• [Given data]
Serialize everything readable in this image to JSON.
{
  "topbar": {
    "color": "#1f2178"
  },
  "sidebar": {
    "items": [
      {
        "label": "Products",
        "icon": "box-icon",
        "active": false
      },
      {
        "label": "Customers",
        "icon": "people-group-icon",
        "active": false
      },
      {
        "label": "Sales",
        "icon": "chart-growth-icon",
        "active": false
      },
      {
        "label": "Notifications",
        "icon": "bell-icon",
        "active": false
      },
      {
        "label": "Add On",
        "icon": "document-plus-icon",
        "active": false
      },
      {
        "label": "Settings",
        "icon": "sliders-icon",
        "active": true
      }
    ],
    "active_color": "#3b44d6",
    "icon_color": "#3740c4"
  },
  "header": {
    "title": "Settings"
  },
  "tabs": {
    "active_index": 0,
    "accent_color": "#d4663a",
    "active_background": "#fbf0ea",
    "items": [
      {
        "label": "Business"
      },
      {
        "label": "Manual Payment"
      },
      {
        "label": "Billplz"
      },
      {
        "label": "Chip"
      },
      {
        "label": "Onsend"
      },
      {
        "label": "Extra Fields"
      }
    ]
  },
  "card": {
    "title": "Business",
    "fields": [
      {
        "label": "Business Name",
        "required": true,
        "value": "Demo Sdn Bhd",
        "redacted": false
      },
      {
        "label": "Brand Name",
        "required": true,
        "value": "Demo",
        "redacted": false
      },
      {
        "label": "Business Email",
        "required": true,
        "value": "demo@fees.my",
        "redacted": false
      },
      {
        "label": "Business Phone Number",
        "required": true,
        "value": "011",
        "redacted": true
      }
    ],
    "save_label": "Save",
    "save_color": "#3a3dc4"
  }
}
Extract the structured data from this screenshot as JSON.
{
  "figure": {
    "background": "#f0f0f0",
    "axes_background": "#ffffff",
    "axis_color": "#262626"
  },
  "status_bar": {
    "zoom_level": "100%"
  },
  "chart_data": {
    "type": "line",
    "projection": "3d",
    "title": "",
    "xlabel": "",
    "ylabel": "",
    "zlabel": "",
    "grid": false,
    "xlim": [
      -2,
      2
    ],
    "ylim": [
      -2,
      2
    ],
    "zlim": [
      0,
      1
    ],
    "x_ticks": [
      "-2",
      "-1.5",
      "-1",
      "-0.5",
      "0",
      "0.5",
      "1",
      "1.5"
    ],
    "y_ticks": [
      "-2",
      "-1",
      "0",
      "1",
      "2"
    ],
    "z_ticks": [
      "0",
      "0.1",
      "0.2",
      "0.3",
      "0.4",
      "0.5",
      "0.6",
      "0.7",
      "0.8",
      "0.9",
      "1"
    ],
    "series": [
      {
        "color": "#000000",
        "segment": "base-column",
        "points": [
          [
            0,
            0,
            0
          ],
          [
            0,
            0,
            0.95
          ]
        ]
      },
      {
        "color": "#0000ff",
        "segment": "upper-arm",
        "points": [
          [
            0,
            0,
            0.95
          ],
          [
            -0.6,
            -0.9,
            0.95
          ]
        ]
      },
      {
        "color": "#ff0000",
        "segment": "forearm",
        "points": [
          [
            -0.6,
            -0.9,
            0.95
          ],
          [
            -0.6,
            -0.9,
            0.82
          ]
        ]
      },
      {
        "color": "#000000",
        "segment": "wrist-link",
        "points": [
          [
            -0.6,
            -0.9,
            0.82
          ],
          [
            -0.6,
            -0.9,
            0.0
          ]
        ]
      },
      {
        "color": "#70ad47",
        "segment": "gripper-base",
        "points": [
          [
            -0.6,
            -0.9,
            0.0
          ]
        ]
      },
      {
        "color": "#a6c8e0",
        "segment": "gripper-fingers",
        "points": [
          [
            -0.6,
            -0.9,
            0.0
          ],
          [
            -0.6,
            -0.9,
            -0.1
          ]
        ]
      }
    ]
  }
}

• [Exercise]
Copy every line verbatim.

• [Result]
Serialize everything readable in this image to JSON.
{
  "topbar": {
    "color": "#1f2178"
  },
  "sidebar": {
    "items": [
      {
        "label": "Products",
        "icon": "box-icon",
        "active": false
      },
      {
        "label": "Customers",
        "icon": "people-group-icon",
        "active": false
      },
      {
        "label": "Sales",
        "icon": "chart-growth-icon",
        "active": false
      },
      {
        "label": "Notifications",
        "icon": "bell-icon",
        "active": false
      },
      {
        "label": "Add On",
        "icon": "document-plus-icon",
        "active": false
      },
      {
        "label": "Settings",
        "icon": "sliders-icon",
        "active": true
      }
    ],
    "active_color": "#3b44d6",
    "icon_color": "#3740c4"
  },
  "header": {
    "title": "Settings"
  },
  "tabs": {
    "active_index": 0,
    "accent_color": "#d4663a",
    "active_background": "#fbf0ea",
    "items": [
      {
        "label": "Business"
      },
      {
        "label": "Manual Payment"
      },
      {
        "label": "Billplz"
      },
      {
        "label": "Chip"
      },
      {
        "label": "Onsend"
      },
      {
        "label": "Extra Fields"
      }
    ]
  },
  "card": {
    "title": "Business",
    "fields": [
      {
        "label": "Business Name",
        "required": true,
        "value": "Demo Sdn Bhd",
        "redacted": false
      },
      {
        "label": "Brand Name",
        "required": true,
        "value": "Demo",
        "redacted": false
      },
      {
        "label": "Business Email",
        "required": true,
        "value": "demo@fees.my",
        "redacted": false
      },
      {
        "label": "Business Phone Number",
        "required": true,
        "value": "011",
        "redacted": true
      }
    ],
    "save_label": "Save",
    "save_color": "#3a3dc4"
  }
}
Extract the structured data from this screenshot as JSON.
{
  "figure": {
    "background": "#f0f0f0",
    "axes_background": "#ffffff",
    "axis_color": "#262626"
  },
  "status_bar": {
    "zoom_level": "100%"
  },
  "chart_data": {
    "type": "line",
    "projection": "3d",
    "title": "",
    "xlabel": "",
    "ylabel": "",
    "zlabel": "",
    "grid": false,
    "xlim": [
      -2,
      2
    ],
    "ylim": [
      -2,
      2
    ],
    "zlim": [
      0,
      1
    ],
    "x_ticks": [
      "-2",
      "-1.5",
      "-1",
      "-0.5",
      "0",
      "0.5",
      "1",
      "1.5"
    ],
    "y_ticks": [
      "-2",
      "-1",
      "0",
      "1",
      "2"
    ],
    "z_ticks": [
      "0",
      "0.1",
      "0.2",
      "0.3",
      "0.4",
      "0.5",
      "0.6",
      "0.7",
      "0.8",
      "0.9",
      "1"
    ],
    "series": [
      {
        "color": "#000000",
        "segment": "base-column",
        "points": [
          [
            0,
            0,
            0
          ],
          [
            0,
            0,
            0.95
          ]
        ]
      },
      {
        "color": "#0000ff",
        "segment": "upper-arm",
        "points": [
          [
            0,
            0,
            0.95
          ],
          [
            -0.6,
            -0.9,
            0.95
          ]
        ]
      },
      {
        "color": "#ff0000",
        "segment": "forearm",
        "points": [
          [
            -0.6,
            -0.9,
            0.95
          ],
          [
            -0.6,
            -0.9,
            0.82
          ]
        ]
      },
      {
        "color": "#000000",
        "segment": "wrist-link",
        "points": [
          [
            -0.6,
            -0.9,
            0.82
          ],
          [
            -0.6,
            -0.9,
            0.0
          ]
        ]
      },
      {
        "color": "#70ad47",
        "segment": "gripper-base",
        "points": [
          [
            -0.6,
            -0.9,
            0.0
          ]
        ]
      },
      {
        "color": "#a6c8e0",
        "segment": "gripper-fingers",
        "points": [
          [
            -0.6,
            -0.9,
            0.0
          ],
          [
            -0.6,
            -0.9,
            -0.1
          ]
        ]
      }
    ]
  }
}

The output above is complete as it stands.